_ITEMS_
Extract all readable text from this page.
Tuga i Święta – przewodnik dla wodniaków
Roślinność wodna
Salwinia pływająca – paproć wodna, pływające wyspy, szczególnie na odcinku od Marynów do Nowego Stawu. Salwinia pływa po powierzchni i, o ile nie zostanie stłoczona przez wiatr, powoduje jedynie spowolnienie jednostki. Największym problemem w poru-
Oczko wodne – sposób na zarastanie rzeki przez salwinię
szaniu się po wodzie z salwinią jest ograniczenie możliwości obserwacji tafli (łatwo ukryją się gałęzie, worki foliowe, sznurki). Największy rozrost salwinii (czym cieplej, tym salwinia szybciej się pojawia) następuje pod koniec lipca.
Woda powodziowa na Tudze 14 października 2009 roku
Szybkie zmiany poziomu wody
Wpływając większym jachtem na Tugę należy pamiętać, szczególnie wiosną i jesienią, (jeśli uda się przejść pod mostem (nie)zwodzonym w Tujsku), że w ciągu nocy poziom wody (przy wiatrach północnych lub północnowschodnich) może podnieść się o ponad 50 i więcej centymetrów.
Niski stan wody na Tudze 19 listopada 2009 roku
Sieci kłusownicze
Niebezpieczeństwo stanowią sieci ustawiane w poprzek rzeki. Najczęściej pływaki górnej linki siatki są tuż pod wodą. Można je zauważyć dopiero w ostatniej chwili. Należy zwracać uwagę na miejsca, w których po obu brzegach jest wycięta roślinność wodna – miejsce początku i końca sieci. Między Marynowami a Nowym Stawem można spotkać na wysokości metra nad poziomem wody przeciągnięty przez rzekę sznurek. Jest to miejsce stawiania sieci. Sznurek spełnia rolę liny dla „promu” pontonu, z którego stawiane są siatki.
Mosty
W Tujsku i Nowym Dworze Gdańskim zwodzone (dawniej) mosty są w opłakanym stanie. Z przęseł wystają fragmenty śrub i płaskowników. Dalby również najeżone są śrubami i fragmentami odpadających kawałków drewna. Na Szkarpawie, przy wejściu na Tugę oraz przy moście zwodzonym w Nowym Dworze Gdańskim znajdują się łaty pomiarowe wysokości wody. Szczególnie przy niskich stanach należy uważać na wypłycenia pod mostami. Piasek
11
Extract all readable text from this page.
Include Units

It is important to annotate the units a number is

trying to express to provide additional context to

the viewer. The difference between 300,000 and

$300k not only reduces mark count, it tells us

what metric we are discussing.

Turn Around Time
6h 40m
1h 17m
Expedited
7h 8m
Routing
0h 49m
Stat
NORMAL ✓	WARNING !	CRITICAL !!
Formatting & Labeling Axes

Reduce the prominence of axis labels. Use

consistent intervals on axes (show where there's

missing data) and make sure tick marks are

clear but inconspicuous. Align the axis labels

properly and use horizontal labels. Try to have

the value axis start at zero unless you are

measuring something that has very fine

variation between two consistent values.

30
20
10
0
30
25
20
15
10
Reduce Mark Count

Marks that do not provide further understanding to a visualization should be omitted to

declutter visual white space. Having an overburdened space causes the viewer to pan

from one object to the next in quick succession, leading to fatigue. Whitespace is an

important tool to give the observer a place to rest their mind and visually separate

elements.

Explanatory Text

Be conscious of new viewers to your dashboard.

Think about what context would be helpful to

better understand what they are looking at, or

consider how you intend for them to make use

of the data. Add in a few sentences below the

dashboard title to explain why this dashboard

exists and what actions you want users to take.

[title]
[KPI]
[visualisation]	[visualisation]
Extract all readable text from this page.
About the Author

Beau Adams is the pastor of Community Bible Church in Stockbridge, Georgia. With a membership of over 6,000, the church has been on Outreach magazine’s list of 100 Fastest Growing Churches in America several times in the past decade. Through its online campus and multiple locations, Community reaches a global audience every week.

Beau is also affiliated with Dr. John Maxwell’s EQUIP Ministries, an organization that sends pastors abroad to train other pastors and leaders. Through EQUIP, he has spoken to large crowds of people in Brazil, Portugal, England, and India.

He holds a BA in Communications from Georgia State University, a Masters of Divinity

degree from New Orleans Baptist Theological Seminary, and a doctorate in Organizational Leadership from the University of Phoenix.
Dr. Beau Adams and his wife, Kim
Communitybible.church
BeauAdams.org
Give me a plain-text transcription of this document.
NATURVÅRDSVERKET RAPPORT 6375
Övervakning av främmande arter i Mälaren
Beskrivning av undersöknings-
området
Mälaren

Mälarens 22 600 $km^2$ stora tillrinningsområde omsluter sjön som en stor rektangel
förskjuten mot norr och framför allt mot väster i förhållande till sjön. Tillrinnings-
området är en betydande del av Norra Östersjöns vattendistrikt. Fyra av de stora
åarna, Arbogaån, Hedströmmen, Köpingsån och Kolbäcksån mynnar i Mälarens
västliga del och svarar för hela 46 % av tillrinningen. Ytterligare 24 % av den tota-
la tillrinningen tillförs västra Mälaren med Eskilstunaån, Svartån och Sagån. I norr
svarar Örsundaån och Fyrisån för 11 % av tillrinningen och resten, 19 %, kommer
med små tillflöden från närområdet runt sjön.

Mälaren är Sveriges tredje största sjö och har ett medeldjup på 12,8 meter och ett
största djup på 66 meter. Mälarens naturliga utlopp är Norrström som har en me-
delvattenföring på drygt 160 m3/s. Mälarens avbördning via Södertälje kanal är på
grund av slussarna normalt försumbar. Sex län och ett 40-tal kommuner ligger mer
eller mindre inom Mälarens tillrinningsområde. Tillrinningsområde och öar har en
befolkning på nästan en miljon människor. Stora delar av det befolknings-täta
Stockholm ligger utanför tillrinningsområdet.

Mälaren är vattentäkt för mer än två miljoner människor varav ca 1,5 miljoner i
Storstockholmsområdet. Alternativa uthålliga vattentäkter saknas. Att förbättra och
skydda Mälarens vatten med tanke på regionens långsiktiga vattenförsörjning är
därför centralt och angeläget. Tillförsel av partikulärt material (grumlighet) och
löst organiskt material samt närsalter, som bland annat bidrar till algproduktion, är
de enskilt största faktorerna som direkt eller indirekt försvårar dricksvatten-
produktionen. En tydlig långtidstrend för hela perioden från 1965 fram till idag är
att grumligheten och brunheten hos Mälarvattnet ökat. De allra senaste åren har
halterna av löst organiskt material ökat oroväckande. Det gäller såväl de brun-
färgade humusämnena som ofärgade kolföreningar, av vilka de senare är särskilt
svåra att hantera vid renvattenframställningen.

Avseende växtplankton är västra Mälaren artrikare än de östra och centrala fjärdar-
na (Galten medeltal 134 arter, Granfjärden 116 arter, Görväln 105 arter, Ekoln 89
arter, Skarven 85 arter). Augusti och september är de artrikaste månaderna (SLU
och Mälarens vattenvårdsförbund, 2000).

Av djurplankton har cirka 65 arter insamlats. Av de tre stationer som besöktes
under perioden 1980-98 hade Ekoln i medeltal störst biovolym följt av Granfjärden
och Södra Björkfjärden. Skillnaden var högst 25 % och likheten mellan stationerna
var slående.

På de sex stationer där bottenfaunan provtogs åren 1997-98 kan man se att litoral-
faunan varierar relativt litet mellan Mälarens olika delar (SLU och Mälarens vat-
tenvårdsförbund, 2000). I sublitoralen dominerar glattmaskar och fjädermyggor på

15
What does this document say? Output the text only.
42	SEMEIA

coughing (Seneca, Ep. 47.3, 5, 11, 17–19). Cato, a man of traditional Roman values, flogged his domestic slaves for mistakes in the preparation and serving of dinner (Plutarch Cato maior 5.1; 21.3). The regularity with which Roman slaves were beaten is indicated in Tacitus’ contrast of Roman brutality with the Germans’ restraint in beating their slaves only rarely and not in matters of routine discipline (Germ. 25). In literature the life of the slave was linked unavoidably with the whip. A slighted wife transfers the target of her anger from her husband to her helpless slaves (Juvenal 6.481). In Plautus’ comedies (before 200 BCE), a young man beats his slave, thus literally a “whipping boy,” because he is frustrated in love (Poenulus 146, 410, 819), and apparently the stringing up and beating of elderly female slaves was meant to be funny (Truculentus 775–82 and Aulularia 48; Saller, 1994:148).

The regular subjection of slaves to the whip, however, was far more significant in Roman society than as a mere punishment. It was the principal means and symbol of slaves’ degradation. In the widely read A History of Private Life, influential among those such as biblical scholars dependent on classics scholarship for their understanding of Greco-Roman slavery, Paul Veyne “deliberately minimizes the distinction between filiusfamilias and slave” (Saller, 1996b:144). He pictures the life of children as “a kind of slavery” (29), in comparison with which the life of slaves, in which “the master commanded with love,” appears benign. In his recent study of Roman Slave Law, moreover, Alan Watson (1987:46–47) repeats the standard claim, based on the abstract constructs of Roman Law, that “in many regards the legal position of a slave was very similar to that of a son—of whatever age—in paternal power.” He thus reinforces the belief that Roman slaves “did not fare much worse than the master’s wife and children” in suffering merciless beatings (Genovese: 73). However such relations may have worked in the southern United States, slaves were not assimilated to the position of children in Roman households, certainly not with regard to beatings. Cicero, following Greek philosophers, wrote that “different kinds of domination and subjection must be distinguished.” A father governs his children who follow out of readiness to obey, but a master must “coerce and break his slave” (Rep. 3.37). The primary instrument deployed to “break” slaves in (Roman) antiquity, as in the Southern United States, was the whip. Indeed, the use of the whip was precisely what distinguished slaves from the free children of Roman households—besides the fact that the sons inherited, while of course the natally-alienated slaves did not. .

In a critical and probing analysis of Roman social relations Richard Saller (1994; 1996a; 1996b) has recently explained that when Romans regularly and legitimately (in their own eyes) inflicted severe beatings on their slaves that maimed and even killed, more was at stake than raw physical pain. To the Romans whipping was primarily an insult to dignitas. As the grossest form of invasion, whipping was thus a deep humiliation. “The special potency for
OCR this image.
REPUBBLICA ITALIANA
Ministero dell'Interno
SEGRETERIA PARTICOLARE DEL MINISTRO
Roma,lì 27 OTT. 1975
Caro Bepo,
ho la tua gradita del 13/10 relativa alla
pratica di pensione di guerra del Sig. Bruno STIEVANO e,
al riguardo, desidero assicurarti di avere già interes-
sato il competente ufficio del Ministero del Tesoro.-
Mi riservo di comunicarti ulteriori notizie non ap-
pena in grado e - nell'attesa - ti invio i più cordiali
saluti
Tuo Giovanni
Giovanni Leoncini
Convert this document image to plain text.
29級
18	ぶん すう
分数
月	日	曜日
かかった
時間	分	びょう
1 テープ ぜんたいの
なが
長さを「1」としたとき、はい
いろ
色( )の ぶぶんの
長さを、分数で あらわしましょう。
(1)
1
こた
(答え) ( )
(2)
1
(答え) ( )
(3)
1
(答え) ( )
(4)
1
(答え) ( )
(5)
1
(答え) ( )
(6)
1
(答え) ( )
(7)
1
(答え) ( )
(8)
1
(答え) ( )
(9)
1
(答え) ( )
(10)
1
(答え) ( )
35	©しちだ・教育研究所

_OBJECTIVE_
Find every line that has "consistent" in it, then return those lines.

_EXERCISE ANSWER_
consistent intervals on axes (show where there's
variation between two consistent values.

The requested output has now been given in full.